● Source document:

Monitor the System Health
The system health is monitored using a collection of JumpScripts, maintained in a private 0-complexity/selfhealing GitHub repository. Check this private repository in order to get a current view on all JumpScripts. Below is just a snapshot in time.
Also check the JumpScript page in the Grid Portal where you can filter on monitor.health to see a list of the JumpScripts actually available on your environment:
In order to check the actual system health go to the Status Overview page in the Grid Portal, also reachable by clicking the green, orange or red colored bullet in the top navigation bar:
For more information about the Status Overview page go to the dedicated section here.
In what follows you get overview of all JumpScripts, organized in the same way (sections) as on the Node Status page.

● Stored rows:
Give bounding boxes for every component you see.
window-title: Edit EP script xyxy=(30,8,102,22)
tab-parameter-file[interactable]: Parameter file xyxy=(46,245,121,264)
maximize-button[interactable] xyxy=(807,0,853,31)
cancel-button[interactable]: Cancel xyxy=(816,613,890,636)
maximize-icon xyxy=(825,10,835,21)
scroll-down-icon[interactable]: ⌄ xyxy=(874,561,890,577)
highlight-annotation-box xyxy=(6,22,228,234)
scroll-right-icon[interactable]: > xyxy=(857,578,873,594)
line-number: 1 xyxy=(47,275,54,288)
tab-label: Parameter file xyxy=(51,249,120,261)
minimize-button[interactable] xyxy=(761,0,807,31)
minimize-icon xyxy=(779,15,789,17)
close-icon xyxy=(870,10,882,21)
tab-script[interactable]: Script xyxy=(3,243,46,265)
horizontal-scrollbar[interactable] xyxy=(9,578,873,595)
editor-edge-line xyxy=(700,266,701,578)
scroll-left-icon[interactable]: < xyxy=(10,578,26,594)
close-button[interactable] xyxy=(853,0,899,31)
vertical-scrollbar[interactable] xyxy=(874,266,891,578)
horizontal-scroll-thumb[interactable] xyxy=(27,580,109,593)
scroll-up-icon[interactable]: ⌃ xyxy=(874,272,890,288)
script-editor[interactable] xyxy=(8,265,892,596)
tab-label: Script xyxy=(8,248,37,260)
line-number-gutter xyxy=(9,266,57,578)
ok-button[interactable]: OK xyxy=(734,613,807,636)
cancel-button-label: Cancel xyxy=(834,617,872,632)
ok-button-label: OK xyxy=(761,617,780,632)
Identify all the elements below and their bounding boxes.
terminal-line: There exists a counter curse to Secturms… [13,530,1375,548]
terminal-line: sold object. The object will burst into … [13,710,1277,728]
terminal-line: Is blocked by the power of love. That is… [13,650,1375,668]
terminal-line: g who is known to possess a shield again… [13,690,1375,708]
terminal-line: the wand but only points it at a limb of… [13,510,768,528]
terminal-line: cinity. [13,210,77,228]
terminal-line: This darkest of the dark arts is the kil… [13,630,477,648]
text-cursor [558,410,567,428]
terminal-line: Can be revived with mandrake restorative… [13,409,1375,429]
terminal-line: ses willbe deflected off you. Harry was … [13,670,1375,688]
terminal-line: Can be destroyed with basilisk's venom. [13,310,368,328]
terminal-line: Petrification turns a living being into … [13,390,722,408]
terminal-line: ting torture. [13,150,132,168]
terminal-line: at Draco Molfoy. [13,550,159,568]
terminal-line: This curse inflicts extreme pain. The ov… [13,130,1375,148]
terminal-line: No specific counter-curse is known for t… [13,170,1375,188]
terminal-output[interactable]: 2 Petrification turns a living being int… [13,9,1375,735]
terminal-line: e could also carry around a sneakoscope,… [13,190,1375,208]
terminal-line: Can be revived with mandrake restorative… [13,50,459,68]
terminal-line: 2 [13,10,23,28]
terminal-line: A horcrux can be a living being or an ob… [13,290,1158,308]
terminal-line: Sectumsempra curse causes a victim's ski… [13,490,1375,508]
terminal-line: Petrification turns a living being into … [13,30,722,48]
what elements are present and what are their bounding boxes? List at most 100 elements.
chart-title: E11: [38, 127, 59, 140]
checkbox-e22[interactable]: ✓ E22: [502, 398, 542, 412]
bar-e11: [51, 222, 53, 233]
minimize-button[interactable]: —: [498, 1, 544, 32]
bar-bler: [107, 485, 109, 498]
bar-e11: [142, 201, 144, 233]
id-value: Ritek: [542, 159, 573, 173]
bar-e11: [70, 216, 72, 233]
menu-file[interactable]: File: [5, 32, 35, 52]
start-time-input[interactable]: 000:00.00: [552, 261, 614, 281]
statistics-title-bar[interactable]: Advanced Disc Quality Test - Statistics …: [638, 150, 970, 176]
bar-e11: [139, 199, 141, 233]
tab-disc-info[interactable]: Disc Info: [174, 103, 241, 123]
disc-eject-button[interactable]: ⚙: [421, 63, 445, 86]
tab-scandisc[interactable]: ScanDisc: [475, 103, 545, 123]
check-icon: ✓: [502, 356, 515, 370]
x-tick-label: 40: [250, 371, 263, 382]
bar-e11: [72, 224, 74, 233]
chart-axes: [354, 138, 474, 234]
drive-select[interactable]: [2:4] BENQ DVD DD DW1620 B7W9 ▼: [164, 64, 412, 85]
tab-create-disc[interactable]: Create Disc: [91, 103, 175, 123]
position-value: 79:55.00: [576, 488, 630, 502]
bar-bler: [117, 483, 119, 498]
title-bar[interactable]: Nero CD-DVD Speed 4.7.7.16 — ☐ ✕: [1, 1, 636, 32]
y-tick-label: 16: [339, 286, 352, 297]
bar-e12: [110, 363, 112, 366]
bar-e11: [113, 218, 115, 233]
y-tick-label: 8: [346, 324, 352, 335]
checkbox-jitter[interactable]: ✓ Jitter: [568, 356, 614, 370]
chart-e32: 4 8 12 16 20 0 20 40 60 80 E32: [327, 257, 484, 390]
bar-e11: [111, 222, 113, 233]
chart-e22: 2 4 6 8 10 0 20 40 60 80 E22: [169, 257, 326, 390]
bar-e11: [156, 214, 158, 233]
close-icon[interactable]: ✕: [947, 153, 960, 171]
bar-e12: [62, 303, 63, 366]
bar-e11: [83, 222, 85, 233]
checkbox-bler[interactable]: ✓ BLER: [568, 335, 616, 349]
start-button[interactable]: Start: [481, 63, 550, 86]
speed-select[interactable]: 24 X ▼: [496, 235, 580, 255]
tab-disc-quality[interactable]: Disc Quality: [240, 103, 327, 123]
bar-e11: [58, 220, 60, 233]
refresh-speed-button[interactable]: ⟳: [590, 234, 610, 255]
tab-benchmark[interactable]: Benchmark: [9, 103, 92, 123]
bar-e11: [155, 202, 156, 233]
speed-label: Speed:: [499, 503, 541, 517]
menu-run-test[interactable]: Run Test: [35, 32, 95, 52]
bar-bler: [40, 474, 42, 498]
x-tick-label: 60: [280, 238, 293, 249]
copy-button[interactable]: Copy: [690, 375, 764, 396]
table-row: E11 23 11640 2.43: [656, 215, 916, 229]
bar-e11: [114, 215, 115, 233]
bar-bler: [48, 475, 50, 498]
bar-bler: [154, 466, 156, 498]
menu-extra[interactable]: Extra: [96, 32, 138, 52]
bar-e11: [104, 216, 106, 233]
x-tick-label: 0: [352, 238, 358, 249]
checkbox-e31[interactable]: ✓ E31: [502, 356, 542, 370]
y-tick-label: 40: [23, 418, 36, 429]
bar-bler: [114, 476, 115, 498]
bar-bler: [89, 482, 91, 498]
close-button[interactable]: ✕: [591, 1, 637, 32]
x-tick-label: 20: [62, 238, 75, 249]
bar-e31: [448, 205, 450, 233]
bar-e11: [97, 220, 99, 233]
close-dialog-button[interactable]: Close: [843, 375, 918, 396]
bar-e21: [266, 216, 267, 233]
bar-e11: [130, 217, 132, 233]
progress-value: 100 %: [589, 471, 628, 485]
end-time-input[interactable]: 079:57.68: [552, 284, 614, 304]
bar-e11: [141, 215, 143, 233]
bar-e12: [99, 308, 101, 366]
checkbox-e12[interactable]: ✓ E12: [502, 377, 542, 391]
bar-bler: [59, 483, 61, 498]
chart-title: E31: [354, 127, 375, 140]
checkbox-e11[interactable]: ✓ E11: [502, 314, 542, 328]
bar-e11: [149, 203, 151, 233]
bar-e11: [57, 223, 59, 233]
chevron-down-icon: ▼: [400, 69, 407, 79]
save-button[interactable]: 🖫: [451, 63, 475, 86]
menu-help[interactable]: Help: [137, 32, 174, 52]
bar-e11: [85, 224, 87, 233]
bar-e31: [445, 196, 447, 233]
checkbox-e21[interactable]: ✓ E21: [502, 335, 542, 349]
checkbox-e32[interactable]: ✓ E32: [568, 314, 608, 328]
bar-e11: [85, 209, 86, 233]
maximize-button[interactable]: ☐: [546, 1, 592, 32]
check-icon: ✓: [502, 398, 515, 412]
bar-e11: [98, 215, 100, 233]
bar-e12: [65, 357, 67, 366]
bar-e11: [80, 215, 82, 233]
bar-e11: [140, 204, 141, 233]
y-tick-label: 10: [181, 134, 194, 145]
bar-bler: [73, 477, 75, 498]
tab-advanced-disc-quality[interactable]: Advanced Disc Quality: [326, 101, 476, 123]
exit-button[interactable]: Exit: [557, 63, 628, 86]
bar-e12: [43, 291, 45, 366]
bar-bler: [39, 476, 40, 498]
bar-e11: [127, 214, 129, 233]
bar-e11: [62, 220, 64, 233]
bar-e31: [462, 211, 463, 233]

● Written exercise 1: Can you quote the records word for word, starting at their first line and stopping after the line that contains "terminal-line: Can be destroyed"?
● Written exercise 2: Could you continue the page on monitoring system health with JumpScripts, picking up right after its last sentence?

● Written reply 1:
Give bounding boxes for every component you see.
window-title: Edit EP script xyxy=(30,8,102,22)
tab-parameter-file[interactable]: Parameter file xyxy=(46,245,121,264)
maximize-button[interactable] xyxy=(807,0,853,31)
cancel-button[interactable]: Cancel xyxy=(816,613,890,636)
maximize-icon xyxy=(825,10,835,21)
scroll-down-icon[interactable]: ⌄ xyxy=(874,561,890,577)
highlight-annotation-box xyxy=(6,22,228,234)
scroll-right-icon[interactable]: > xyxy=(857,578,873,594)
line-number: 1 xyxy=(47,275,54,288)
tab-label: Parameter file xyxy=(51,249,120,261)
minimize-button[interactable] xyxy=(761,0,807,31)
minimize-icon xyxy=(779,15,789,17)
close-icon xyxy=(870,10,882,21)
tab-script[interactable]: Script xyxy=(3,243,46,265)
horizontal-scrollbar[interactable] xyxy=(9,578,873,595)
editor-edge-line xyxy=(700,266,701,578)
scroll-left-icon[interactable]: < xyxy=(10,578,26,594)
close-button[interactable] xyxy=(853,0,899,31)
vertical-scrollbar[interactable] xyxy=(874,266,891,578)
horizontal-scroll-thumb[interactable] xyxy=(27,580,109,593)
scroll-up-icon[interactable]: ⌃ xyxy=(874,272,890,288)
script-editor[interactable] xyxy=(8,265,892,596)
tab-label: Script xyxy=(8,248,37,260)
line-number-gutter xyxy=(9,266,57,578)
ok-button[interactable]: OK xyxy=(734,613,807,636)
cancel-button-label: Cancel xyxy=(834,617,872,632)
ok-button-label: OK xyxy=(761,617,780,632)
Identify all the elements below and their bounding boxes.
terminal-line: There exists a counter curse to Secturms… [13,530,1375,548]
terminal-line: sold object. The object will burst into … [13,710,1277,728]
terminal-line: Is blocked by the power of love. That is… [13,650,1375,668]
terminal-line: g who is known to possess a shield again… [13,690,1375,708]
terminal-line: the wand but only points it at a limb of… [13,510,768,528]
terminal-line: cinity. [13,210,77,228]
terminal-line: This darkest of the dark arts is the kil… [13,630,477,648]
text-cursor [558,410,567,428]
terminal-line: Can be revived with mandrake restorative… [13,409,1375,429]
terminal-line: ses willbe deflected off you. Harry was … [13,670,1375,688]
terminal-line: Can be destroyed with basilisk's venom. [13,310,368,328]

● Written reply 2:
Depending on the type of node, following sections are available:
Section | Master Node | CPU Node | Storage Node |
---|---|---|---|
AYS Process | X | X | X |
Databases | X | ||
Disks | X | X | X |
JSAgent | X | X | X |
Network | X | ||
Orphanage | X | X | |
Redis | X | X | X |
System Load | X | X | X |
Temperature | X | X | X |
Workers | X | X | X |
Hardware | X | X | |
Node Status | X | X | |
Deployment Test | X | ||
OVS Services | X |
AYS Process
- ays_process_check.py checks if all AYS processes are running. Throws an error condition for each process that is not running
System Load
- cpu_ctxpy_check.py checks the number of CPU context switches per second. If higher than expected an error condition is thrown
- cpu_interrupts_check.py checks the number of interrupts per second. If higher than expected an error condition is thrown
- cpu_mem_core_check.py checks memory and CPU usage/load. If average per hour is higher than expected an error condition is thrown
- openfd_check.py checks the number of open file descriptors for each process
- swap_used_check.py checks the amount of swap used by the system
- threads_check.py checks the number of threads, and throw an error if higher than expected
Databases
- db_check.py checks status of MongoDB and InfluxDB databases on Master. If not running an error condition is thrown.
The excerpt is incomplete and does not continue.